**Aim**
In the listing that follows, count the lines holding the word "title" and report only that number.
#### Task inputs ####
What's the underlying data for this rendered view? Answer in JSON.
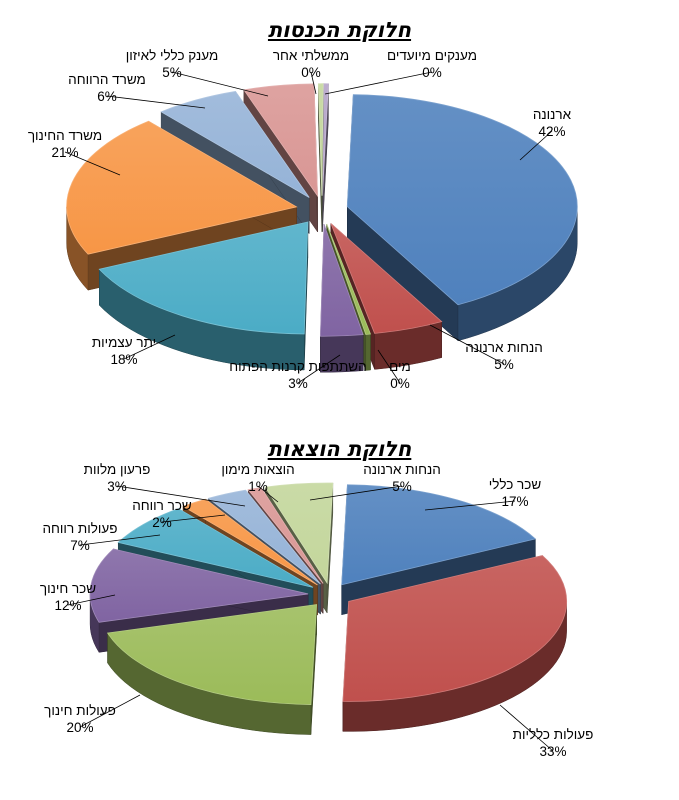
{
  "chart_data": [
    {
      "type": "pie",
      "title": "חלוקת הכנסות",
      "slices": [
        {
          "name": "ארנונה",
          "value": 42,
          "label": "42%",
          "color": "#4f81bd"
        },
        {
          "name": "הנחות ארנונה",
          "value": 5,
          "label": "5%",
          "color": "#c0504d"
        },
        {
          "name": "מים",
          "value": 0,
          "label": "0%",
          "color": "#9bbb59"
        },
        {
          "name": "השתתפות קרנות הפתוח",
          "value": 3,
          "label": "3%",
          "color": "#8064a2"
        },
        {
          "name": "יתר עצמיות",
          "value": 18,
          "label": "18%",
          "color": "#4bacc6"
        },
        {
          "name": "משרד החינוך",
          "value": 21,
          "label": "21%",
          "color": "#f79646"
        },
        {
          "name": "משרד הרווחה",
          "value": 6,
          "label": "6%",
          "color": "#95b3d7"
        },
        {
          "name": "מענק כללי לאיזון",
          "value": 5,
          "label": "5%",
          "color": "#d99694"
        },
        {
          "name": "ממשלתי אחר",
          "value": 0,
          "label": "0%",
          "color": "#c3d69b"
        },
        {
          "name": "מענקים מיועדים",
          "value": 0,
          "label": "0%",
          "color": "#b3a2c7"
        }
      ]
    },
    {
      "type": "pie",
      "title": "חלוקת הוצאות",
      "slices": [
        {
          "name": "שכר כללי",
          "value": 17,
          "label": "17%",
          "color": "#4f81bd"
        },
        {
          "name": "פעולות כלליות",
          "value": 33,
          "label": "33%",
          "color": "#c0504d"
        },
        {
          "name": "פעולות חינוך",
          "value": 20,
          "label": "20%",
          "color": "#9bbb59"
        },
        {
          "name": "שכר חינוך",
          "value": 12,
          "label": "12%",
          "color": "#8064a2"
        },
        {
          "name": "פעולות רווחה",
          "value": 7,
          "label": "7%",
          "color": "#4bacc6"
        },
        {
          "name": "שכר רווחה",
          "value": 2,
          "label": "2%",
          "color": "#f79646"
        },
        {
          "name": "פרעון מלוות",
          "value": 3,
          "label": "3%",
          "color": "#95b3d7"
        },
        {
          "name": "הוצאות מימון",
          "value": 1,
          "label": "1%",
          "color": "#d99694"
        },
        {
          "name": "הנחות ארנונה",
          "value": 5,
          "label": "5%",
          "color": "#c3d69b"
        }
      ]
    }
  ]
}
####
**Correct response**
2